- **Stated goal**:
Copy the full set of lines exactly as given.

★ ★ ★ ★ ★ ★ ★

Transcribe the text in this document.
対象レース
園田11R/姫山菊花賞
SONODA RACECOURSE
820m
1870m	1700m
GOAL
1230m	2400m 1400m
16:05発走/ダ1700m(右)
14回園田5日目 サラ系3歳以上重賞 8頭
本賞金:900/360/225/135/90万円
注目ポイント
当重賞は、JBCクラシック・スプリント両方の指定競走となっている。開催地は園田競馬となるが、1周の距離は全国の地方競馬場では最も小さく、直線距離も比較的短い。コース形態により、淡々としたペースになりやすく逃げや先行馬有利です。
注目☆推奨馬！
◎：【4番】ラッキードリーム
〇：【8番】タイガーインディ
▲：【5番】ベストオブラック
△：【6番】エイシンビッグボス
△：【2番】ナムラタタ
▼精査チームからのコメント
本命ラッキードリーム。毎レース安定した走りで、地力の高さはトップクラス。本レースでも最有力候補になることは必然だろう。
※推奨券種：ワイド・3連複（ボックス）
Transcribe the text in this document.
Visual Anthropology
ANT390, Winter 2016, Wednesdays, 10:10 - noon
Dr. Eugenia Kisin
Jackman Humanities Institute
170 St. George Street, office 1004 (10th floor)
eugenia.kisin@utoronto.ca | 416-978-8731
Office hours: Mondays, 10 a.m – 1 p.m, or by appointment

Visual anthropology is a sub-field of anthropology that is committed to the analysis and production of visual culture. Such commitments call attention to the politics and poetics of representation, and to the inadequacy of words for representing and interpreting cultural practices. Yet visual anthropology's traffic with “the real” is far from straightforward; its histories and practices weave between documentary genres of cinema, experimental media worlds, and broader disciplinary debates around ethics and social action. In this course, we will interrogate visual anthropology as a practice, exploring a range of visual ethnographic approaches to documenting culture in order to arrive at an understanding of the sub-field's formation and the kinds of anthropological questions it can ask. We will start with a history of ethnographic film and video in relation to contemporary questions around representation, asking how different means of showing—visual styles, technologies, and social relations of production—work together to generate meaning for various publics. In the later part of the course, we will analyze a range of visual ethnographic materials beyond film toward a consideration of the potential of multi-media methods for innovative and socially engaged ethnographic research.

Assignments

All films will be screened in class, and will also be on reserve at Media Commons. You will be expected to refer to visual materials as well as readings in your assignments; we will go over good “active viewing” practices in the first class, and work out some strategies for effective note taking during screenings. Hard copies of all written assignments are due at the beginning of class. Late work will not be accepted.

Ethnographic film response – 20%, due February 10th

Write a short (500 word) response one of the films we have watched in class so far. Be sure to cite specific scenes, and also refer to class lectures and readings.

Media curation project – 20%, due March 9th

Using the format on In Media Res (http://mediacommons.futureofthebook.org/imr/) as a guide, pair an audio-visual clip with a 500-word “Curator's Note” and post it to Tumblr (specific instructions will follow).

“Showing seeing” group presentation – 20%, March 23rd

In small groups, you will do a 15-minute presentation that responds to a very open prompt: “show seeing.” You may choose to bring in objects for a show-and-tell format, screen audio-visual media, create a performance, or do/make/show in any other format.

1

★ ★ ★ ★ ★ ★ ★

- **Finished answer**:
Transcribe the text in this document.
対象レース
園田11R/姫山菊花賞
SONODA RACECOURSE
820m
1870m	1700m
GOAL
1230m	2400m 1400m
16:05発走/ダ1700m(右)
14回園田5日目 サラ系3歳以上重賞 8頭
本賞金:900/360/225/135/90万円
注目ポイント
当重賞は、JBCクラシック・スプリント両方の指定競走となっている。開催地は園田競馬となるが、1周の距離は全国の地方競馬場では最も小さく、直線距離も比較的短い。コース形態により、淡々としたペースになりやすく逃げや先行馬有利です。
注目☆推奨馬！
◎：【4番】ラッキードリーム
〇：【8番】タイガーインディ
▲：【5番】ベストオブラック
△：【6番】エイシンビッグボス
△：【2番】ナムラタタ
▼精査チームからのコメント
本命ラッキードリーム。毎レース安定した走りで、地力の高さはトップクラス。本レースでも最有力候補になることは必然だろう。
※推奨券種：ワイド・3連複（ボックス）
Transcribe the text in this document.
Visual Anthropology
ANT390, Winter 2016, Wednesdays, 10:10 - noon
Dr. Eugenia Kisin
Jackman Humanities Institute
170 St. George Street, office 1004 (10th floor)
eugenia.kisin@utoronto.ca | 416-978-8731
Office hours: Mondays, 10 a.m – 1 p.m, or by appointment

Visual anthropology is a sub-field of anthropology that is committed to the analysis and production of visual culture. Such commitments call attention to the politics and poetics of representation, and to the inadequacy of words for representing and interpreting cultural practices. Yet visual anthropology's traffic with “the real” is far from straightforward; its histories and practices weave between documentary genres of cinema, experimental media worlds, and broader disciplinary debates around ethics and social action. In this course, we will interrogate visual anthropology as a practice, exploring a range of visual ethnographic approaches to documenting culture in order to arrive at an understanding of the sub-field's formation and the kinds of anthropological questions it can ask. We will start with a history of ethnographic film and video in relation to contemporary questions around representation, asking how different means of showing—visual styles, technologies, and social relations of production—work together to generate meaning for various publics. In the later part of the course, we will analyze a range of visual ethnographic materials beyond film toward a consideration of the potential of multi-media methods for innovative and socially engaged ethnographic research.

Assignments

All films will be screened in class, and will also be on reserve at Media Commons. You will be expected to refer to visual materials as well as readings in your assignments; we will go over good “active viewing” practices in the first class, and work out some strategies for effective note taking during screenings. Hard copies of all written assignments are due at the beginning of class. Late work will not be accepted.

Ethnographic film response – 20%, due February 10th

Write a short (500 word) response one of the films we have watched in class so far. Be sure to cite specific scenes, and also refer to class lectures and readings.

Media curation project – 20%, due March 9th

Using the format on In Media Res (http://mediacommons.futureofthebook.org/imr/) as a guide, pair an audio-visual clip with a 500-word “Curator's Note” and post it to Tumblr (specific instructions will follow).

“Showing seeing” group presentation – 20%, March 23rd

In small groups, you will do a 15-minute presentation that responds to a very open prompt: “show seeing.” You may choose to bring in objects for a show-and-tell format, screen audio-visual media, create a performance, or do/make/show in any other format.

1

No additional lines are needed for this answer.